◆ DO THIS: Without the images, write out all of the following entries exactly.

◆ INFORMATION GIVEN:
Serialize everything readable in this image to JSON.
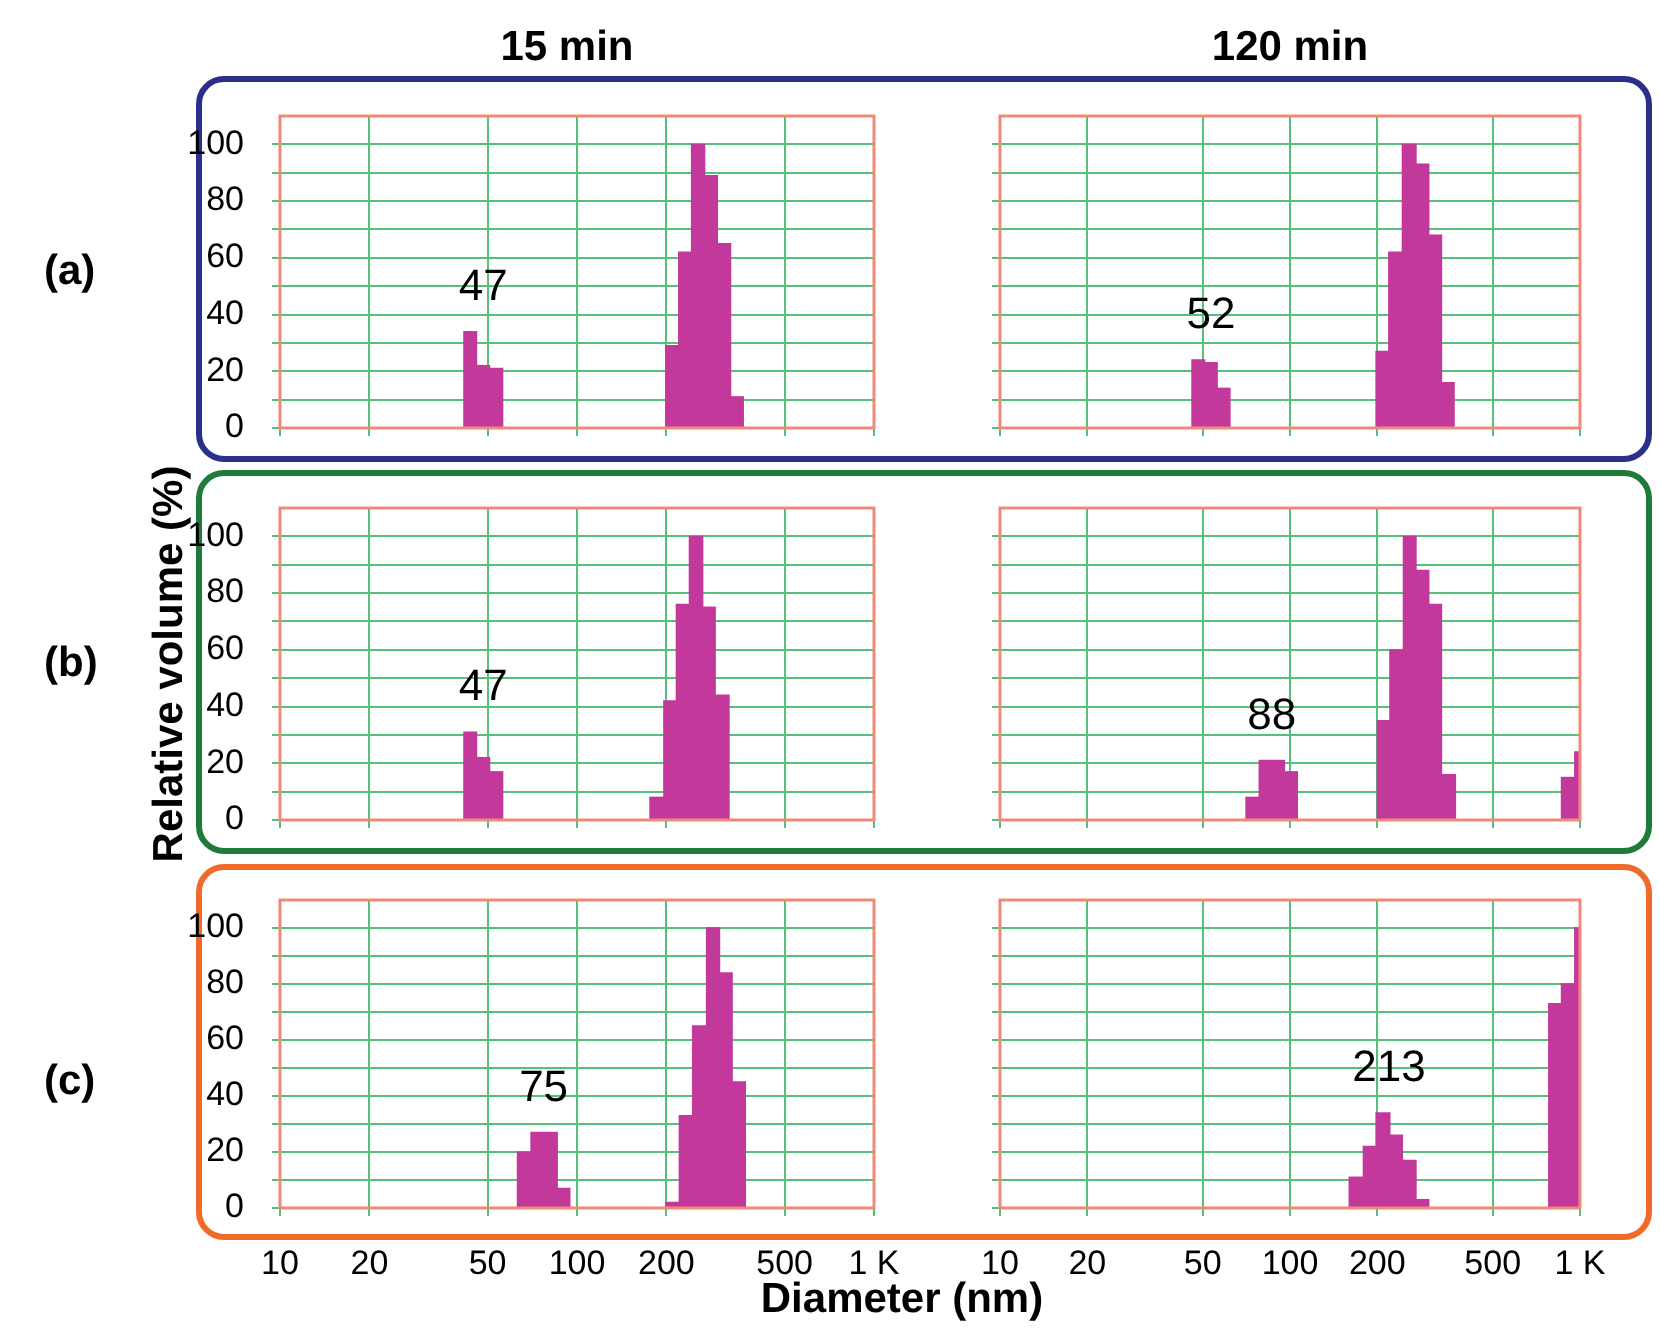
{
  "chart_data": [
    {
      "type": "histogram",
      "title": "15 min",
      "annotations": [
        "(a)",
        "47"
      ],
      "bins": [
        41.6,
        45.9,
        50.8,
        56.2,
        199,
        220,
        243,
        269,
        297,
        329,
        363
      ],
      "values": [
        34,
        22,
        21,
        null,
        29,
        62,
        100,
        89,
        65,
        11
      ],
      "color": "#c2399b",
      "xlim": [
        10,
        1000
      ],
      "xticks": [
        10,
        20,
        50,
        100,
        200,
        500,
        1000
      ],
      "ylim": [
        0,
        110
      ],
      "yticks": [
        0,
        {
          "value": 10,
          "label": null
        },
        20,
        {
          "value": 30,
          "label": null
        },
        40,
        {
          "value": 50,
          "label": null
        },
        60,
        {
          "value": 70,
          "label": null
        },
        80,
        {
          "value": 90,
          "label": null
        },
        100
      ],
      "log": "x",
      "grid": true,
      "tick_labels": "y"
    },
    {
      "type": "histogram",
      "title": "120 min",
      "annotations": [
        "52"
      ],
      "bins": [
        45.9,
        50.8,
        56.1,
        62.1,
        198,
        219,
        244,
        272,
        301,
        333,
        368
      ],
      "values": [
        24,
        23,
        14,
        null,
        27,
        62,
        100,
        93,
        68,
        16
      ],
      "color": "#c2399b",
      "xlim": [
        10,
        1000
      ],
      "xticks": [
        10,
        20,
        50,
        100,
        200,
        500,
        1000
      ],
      "ylim": [
        0,
        110
      ],
      "yticks": [
        0,
        {
          "value": 10,
          "label": null
        },
        20,
        {
          "value": 30,
          "label": null
        },
        40,
        {
          "value": 50,
          "label": null
        },
        60,
        {
          "value": 70,
          "label": null
        },
        80,
        {
          "value": 90,
          "label": null
        },
        100
      ],
      "log": "x",
      "grid": true,
      "tick_labels": false
    },
    {
      "type": "histogram",
      "ylabel": "Relative volume (%)",
      "annotations": [
        "(b)",
        "47"
      ],
      "bins": [
        41.6,
        45.9,
        50.8,
        56.2,
        176,
        196,
        216,
        239,
        265,
        292,
        325
      ],
      "values": [
        31,
        22,
        17,
        null,
        8,
        42,
        76,
        100,
        75,
        44
      ],
      "color": "#c2399b",
      "xlim": [
        10,
        1000
      ],
      "xticks": [
        10,
        20,
        50,
        100,
        200,
        500,
        1000
      ],
      "ylim": [
        0,
        110
      ],
      "yticks": [
        0,
        {
          "value": 10,
          "label": null
        },
        20,
        {
          "value": 30,
          "label": null
        },
        40,
        {
          "value": 50,
          "label": null
        },
        60,
        {
          "value": 70,
          "label": null
        },
        80,
        {
          "value": 90,
          "label": null
        },
        100
      ],
      "log": "x",
      "grid": true,
      "tick_labels": "y"
    },
    {
      "type": "histogram",
      "annotations": [
        "88"
      ],
      "bins": [
        70.5,
        78.3,
        86.6,
        95.7,
        106,
        200,
        221,
        246,
        272,
        301,
        333,
        372,
        863,
        959,
        1000
      ],
      "values": [
        8,
        21,
        21,
        17,
        null,
        35,
        60,
        100,
        88,
        76,
        16,
        null,
        15,
        24
      ],
      "color": "#c2399b",
      "xlim": [
        10,
        1000
      ],
      "xticks": [
        10,
        20,
        50,
        100,
        200,
        500,
        1000
      ],
      "ylim": [
        0,
        110
      ],
      "yticks": [
        0,
        {
          "value": 10,
          "label": null
        },
        20,
        {
          "value": 30,
          "label": null
        },
        40,
        {
          "value": 50,
          "label": null
        },
        60,
        {
          "value": 70,
          "label": null
        },
        80,
        {
          "value": 90,
          "label": null
        },
        100
      ],
      "log": "x",
      "grid": true,
      "tick_labels": false
    },
    {
      "type": "histogram",
      "xlabel": "Diameter (nm)",
      "annotations": [
        "(c)",
        "75"
      ],
      "bins": [
        63,
        70,
        77.4,
        85.8,
        94.6,
        199,
        221,
        245,
        273,
        302,
        333,
        369
      ],
      "values": [
        20,
        27,
        27,
        7,
        null,
        2,
        33,
        65,
        100,
        84,
        45
      ],
      "color": "#c2399b",
      "xlim": [
        10,
        1000
      ],
      "xticks": [
        10,
        20,
        50,
        100,
        200,
        500,
        {
          "value": 1000,
          "label": "1 K"
        }
      ],
      "ylim": [
        0,
        110
      ],
      "yticks": [
        0,
        {
          "value": 10,
          "label": null
        },
        20,
        {
          "value": 30,
          "label": null
        },
        40,
        {
          "value": 50,
          "label": null
        },
        60,
        {
          "value": 70,
          "label": null
        },
        80,
        {
          "value": 90,
          "label": null
        },
        100
      ],
      "log": "x",
      "grid": true
    },
    {
      "type": "histogram",
      "annotations": [
        "213"
      ],
      "bins": [
        160,
        179,
        198,
        221,
        244,
        272,
        301,
        780,
        863,
        959,
        1000
      ],
      "values": [
        11,
        22,
        34,
        26,
        17,
        3,
        null,
        73,
        80,
        100
      ],
      "color": "#c2399b",
      "xlim": [
        10,
        1000
      ],
      "xticks": [
        10,
        20,
        50,
        100,
        200,
        500,
        {
          "value": 1000,
          "label": "1 K"
        }
      ],
      "ylim": [
        0,
        110
      ],
      "yticks": [
        0,
        {
          "value": 10,
          "label": null
        },
        20,
        {
          "value": 30,
          "label": null
        },
        40,
        {
          "value": 50,
          "label": null
        },
        60,
        {
          "value": 70,
          "label": null
        },
        80,
        {
          "value": 90,
          "label": null
        },
        100
      ],
      "log": "x",
      "grid": true,
      "tick_labels": "x"
    }
  ]
}
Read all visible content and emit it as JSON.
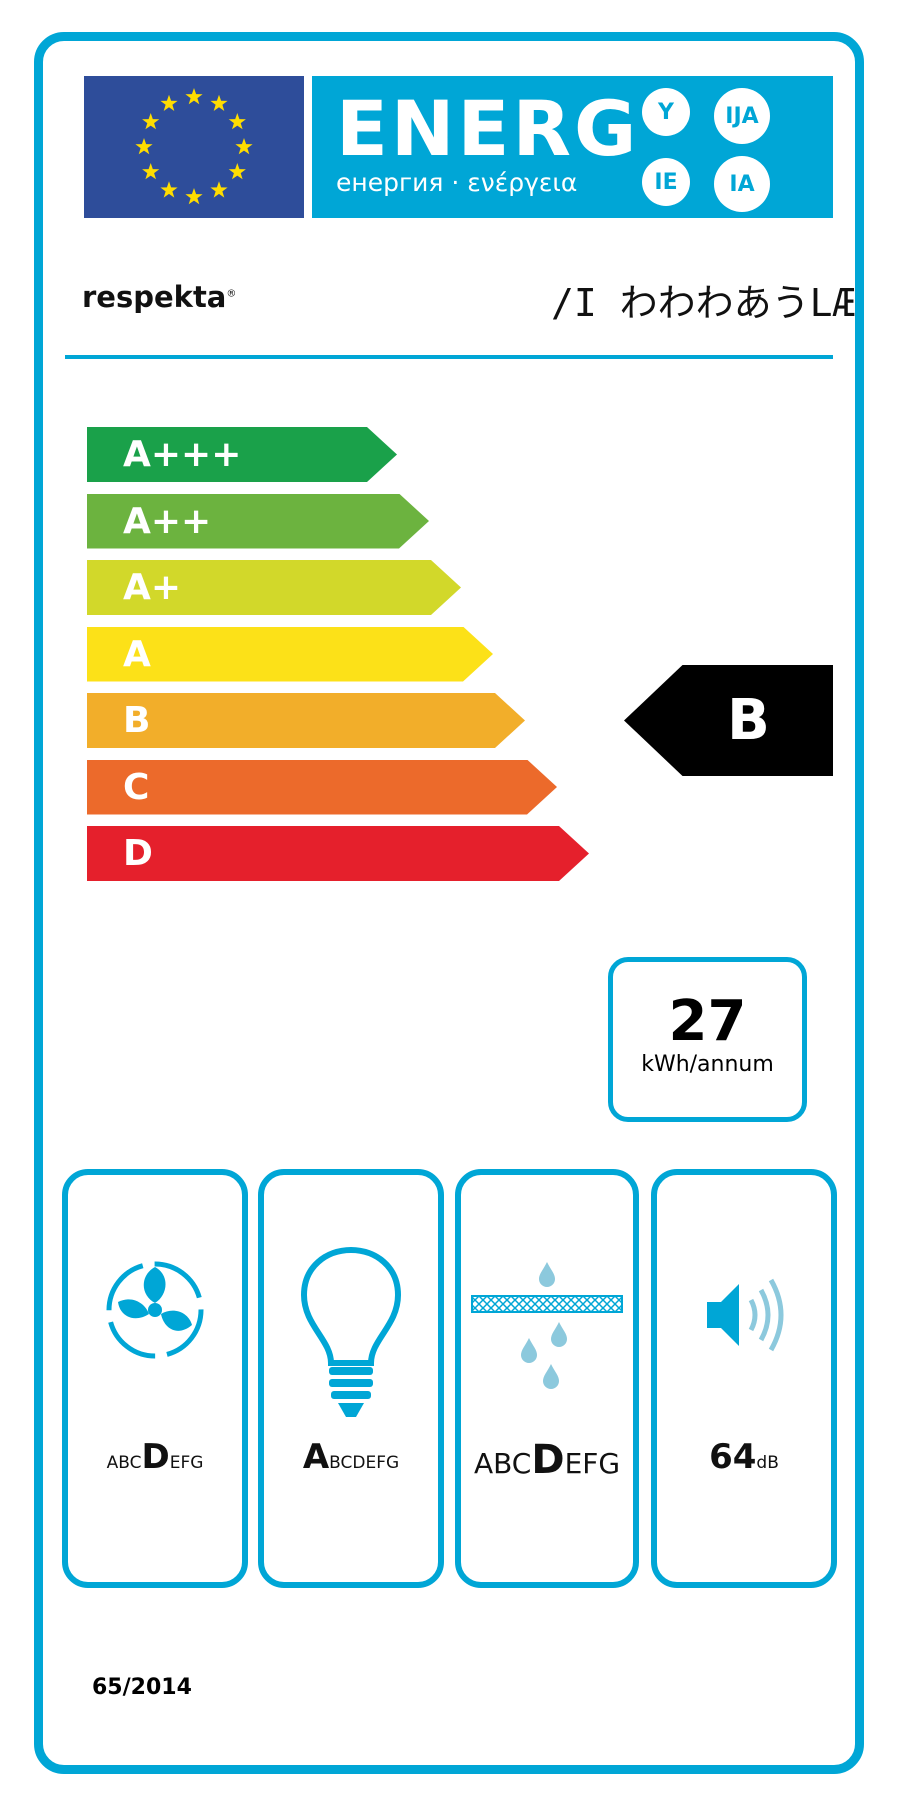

◆ TASK ANSWER:
Serialize everything readable in this image to JSON.
{
  "chart_data": [
    {
      "type": "histogram",
      "title": "15 min",
      "annotations": [
        "(a)",
        "47"
      ],
      "bins": [
        41.6,
        45.9,
        50.8,
        56.2,
        199,
        220,
        243,
        269,
        297,
        329,
        363
      ],
      "values": [
        34,
        22,
        21,
        null,
        29,
        62,
        100,
        89,
        65,
        11
      ],
      "color": "#c2399b",
      "xlim": [
        10,
        1000
      ],
      "xticks": [
        10,
        20,
        50,
        100,
        200,
        500,
        1000
      ],
      "ylim": [
        0,
        110
      ],
      "yticks": [
        0,
        {
          "value": 10,
          "label": null
        },
        20,
        {
          "value": 30,
          "label": null
        },
        40,
        {
          "value": 50,
          "label": null
        },
        60,
        {
          "value": 70,
          "label": null
        },
        80,
        {
          "value": 90,
          "label": null
        },
        100
      ],
      "log": "x",
      "grid": true,
      "tick_labels": "y"
    },
    {
      "type": "histogram",
      "title": "120 min",
      "annotations": [
        "52"
      ],
      "bins": [
        45.9,
        50.8,
        56.1,
        62.1,
        198,
        219,
        244,
        272,
        301,
        333,
        368
      ],
      "values": [
        24,
        23,
        14,
        null,
        27,
        62,
        100,
        93,
        68,
        16
      ],
      "color": "#c2399b",
      "xlim": [
        10,
        1000
      ],
      "xticks": [
        10,
        20,
        50,
        100,
        200,
        500,
        1000
      ],
      "ylim": [
        0,
        110
      ],
      "yticks": [
        0,
        {
          "value": 10,
          "label": null
        },
        20,
        {
          "value": 30,
          "label": null
        },
        40,
        {
          "value": 50,
          "label": null
        },
        60,
        {
          "value": 70,
          "label": null
        },
        80,
        {
          "value": 90,
          "label": null
        },
        100
      ],
      "log": "x",
      "grid": true,
      "tick_labels": false
    },
    {
      "type": "histogram",
      "ylabel": "Relative volume (%)",
      "annotations": [
        "(b)",
        "47"
      ],
      "bins": [
        41.6,
        45.9,
        50.8,
        56.2,
        176,
        196,
        216,
        239,
        265,
        292,
        325
      ],
      "values": [
        31,
        22,
        17,
        null,
        8,
        42,
        76,
        100,
        75,
        44
      ],
      "color": "#c2399b",
      "xlim": [
        10,
        1000
      ],
      "xticks": [
        10,
        20,
        50,
        100,
        200,
        500,
        1000
      ],
      "ylim": [
        0,
        110
      ],
      "yticks": [
        0,
        {
          "value": 10,
          "label": null
        },
        20,
        {
          "value": 30,
          "label": null
        },
        40,
        {
          "value": 50,
          "label": null
        },
        60,
        {
          "value": 70,
          "label": null
        },
        80,
        {
          "value": 90,
          "label": null
        },
        100
      ],
      "log": "x",
      "grid": true,
      "tick_labels": "y"
    },
    {
      "type": "histogram",
      "annotations": [
        "88"
      ],
      "bins": [
        70.5,
        78.3,
        86.6,
        95.7,
        106,
        200,
        221,
        246,
        272,
        301,
        333,
        372,
        863,
        959,
        1000
      ],
      "values": [
        8,
        21,
        21,
        17,
        null,
        35,
        60,
        100,
        88,
        76,
        16,
        null,
        15,
        24
      ],
      "color": "#c2399b",
      "xlim": [
        10,
        1000
      ],
      "xticks": [
        10,
        20,
        50,
        100,
        200,
        500,
        1000
      ],
      "ylim": [
        0,
        110
      ],
      "yticks": [
        0,
        {
          "value": 10,
          "label": null
        },
        20,
        {
          "value": 30,
          "label": null
        },
        40,
        {
          "value": 50,
          "label": null
        },
        60,
        {
          "value": 70,
          "label": null
        },
        80,
        {
          "value": 90,
          "label": null
        },
        100
      ],
      "log": "x",
      "grid": true,
      "tick_labels": false
    },
    {
      "type": "histogram",
      "xlabel": "Diameter (nm)",
      "annotations": [
        "(c)",
        "75"
      ],
      "bins": [
        63,
        70,
        77.4,
        85.8,
        94.6,
        199,
        221,
        245,
        273,
        302,
        333,
        369
      ],
      "values": [
        20,
        27,
        27,
        7,
        null,
        2,
        33,
        65,
        100,
        84,
        45
      ],
      "color": "#c2399b",
      "xlim": [
        10,
        1000
      ],
      "xticks": [
        10,
        20,
        50,
        100,
        200,
        500,
        {
          "value": 1000,
          "label": "1 K"
        }
      ],
      "ylim": [
        0,
        110
      ],
      "yticks": [
        0,
        {
          "value": 10,
          "label": null
        },
        20,
        {
          "value": 30,
          "label": null
        },
        40,
        {
          "value": 50,
          "label": null
        },
        60,
        {
          "value": 70,
          "label": null
        },
        80,
        {
          "value": 90,
          "label": null
        },
        100
      ],
      "log": "x",
      "grid": true
    },
    {
      "type": "histogram",
      "annotations": [
        "213"
      ],
      "bins": [
        160,
        179,
        198,
        221,
        244,
        272,
        301,
        780,
        863,
        959,
        1000
      ],
      "values": [
        11,
        22,
        34,
        26,
        17,
        3,
        null,
        73,
        80,
        100
      ],
      "color": "#c2399b",
      "xlim": [
        10,
        1000
      ],
      "xticks": [
        10,
        20,
        50,
        100,
        200,
        500,
        {
          "value": 1000,
          "label": "1 K"
        }
      ],
      "ylim": [
        0,
        110
      ],
      "yticks": [
        0,
        {
          "value": 10,
          "label": null
        },
        20,
        {
          "value": 30,
          "label": null
        },
        40,
        {
          "value": 50,
          "label": null
        },
        60,
        {
          "value": 70,
          "label": null
        },
        80,
        {
          "value": 90,
          "label": null
        },
        100
      ],
      "log": "x",
      "grid": true,
      "tick_labels": "x"
    }
  ]
}
Read all visible content and emit it as JSON.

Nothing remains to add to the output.